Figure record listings
+ + + + + + +
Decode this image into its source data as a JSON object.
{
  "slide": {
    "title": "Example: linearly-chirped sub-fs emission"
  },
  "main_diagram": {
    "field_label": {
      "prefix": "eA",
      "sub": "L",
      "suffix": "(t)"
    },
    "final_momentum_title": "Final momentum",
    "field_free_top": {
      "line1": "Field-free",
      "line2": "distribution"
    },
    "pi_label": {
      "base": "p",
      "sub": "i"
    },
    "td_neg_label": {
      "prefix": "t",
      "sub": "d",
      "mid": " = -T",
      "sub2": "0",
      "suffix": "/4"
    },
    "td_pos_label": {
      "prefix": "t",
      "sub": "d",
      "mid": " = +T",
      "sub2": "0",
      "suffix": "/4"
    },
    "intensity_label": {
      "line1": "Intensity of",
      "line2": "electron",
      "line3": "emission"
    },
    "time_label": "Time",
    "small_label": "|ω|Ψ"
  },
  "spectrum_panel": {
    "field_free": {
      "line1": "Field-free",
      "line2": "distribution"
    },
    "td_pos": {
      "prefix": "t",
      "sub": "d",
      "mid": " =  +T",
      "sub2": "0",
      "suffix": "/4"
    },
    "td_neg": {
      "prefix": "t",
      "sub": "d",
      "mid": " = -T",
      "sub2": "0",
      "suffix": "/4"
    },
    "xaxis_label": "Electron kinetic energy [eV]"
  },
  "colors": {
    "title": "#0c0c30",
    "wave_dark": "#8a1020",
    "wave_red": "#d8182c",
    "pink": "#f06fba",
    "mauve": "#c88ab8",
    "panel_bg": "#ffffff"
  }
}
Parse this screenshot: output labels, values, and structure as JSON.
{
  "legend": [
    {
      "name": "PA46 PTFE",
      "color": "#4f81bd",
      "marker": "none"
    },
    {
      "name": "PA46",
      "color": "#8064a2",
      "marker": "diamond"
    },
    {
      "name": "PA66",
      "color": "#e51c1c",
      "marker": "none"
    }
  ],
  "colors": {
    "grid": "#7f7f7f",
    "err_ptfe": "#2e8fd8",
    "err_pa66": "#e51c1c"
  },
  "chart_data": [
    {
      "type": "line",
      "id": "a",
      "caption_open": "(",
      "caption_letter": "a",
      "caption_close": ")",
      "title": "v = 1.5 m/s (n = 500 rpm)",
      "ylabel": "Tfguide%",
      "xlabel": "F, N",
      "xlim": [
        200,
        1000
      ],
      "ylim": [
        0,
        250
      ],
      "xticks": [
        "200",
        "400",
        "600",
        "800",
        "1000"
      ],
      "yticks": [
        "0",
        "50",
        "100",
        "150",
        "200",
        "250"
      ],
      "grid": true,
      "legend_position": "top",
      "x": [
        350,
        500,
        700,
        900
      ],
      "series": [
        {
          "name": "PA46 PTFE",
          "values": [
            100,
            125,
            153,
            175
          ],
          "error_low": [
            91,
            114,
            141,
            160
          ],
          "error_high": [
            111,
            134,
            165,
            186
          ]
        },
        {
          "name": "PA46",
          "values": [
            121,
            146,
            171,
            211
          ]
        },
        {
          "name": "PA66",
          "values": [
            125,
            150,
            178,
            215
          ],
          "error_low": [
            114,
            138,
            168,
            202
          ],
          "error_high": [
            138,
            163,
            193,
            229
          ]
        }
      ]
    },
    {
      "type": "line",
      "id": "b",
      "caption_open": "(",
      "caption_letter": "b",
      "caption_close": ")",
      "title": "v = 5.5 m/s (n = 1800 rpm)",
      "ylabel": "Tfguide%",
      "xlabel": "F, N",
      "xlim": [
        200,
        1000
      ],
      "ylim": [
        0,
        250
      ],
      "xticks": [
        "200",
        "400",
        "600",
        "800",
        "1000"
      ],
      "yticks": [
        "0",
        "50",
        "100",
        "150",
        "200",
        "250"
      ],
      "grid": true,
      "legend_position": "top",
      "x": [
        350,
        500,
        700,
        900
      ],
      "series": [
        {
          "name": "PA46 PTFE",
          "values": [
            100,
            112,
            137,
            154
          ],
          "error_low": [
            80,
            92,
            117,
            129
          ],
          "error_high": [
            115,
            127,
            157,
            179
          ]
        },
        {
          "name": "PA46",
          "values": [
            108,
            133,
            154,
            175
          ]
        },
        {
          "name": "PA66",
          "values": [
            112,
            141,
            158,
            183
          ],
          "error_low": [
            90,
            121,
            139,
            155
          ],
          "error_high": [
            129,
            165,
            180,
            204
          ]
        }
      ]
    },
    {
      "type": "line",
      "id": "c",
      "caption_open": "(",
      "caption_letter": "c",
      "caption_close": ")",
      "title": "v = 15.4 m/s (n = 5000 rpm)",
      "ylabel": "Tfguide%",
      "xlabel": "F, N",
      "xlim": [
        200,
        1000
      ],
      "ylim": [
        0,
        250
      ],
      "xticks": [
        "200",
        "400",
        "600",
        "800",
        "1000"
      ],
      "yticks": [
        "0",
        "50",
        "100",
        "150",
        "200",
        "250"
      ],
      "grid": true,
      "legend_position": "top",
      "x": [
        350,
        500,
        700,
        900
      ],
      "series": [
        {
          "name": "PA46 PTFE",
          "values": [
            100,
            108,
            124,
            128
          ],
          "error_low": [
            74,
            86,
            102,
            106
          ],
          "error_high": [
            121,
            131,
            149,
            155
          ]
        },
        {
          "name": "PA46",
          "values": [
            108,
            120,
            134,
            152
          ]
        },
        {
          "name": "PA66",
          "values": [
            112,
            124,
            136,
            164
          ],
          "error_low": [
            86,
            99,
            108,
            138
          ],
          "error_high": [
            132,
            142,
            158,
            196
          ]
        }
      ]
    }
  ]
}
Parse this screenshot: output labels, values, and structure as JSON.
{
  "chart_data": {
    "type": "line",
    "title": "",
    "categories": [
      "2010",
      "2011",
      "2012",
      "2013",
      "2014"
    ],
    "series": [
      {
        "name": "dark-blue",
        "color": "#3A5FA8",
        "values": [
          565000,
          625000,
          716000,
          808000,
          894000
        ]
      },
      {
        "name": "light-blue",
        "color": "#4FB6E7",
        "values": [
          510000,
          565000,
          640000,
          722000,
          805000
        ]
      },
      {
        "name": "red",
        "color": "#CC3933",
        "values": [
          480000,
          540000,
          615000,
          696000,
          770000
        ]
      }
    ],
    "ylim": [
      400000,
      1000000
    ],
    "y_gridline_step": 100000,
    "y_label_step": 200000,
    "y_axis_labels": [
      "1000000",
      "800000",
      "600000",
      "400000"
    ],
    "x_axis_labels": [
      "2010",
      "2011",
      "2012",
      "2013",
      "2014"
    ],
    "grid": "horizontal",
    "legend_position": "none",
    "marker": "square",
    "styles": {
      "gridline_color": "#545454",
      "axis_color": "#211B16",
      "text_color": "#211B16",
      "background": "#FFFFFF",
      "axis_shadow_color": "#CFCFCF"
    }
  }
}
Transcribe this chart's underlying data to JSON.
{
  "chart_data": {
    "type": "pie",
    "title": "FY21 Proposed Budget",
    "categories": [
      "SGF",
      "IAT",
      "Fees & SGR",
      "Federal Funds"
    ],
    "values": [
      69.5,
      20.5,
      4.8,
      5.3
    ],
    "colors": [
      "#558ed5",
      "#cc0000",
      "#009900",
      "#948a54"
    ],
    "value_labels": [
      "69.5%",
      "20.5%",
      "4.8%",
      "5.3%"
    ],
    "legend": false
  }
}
+ + + + + + +
* Objective:
Take every line above carrying "JSON" and return it.

* Written answer:
Decode this image into its source data as a JSON object.
Parse this screenshot: output labels, values, and structure as JSON.
Parse this screenshot: output labels, values, and structure as JSON.
Transcribe this chart's underlying data to JSON.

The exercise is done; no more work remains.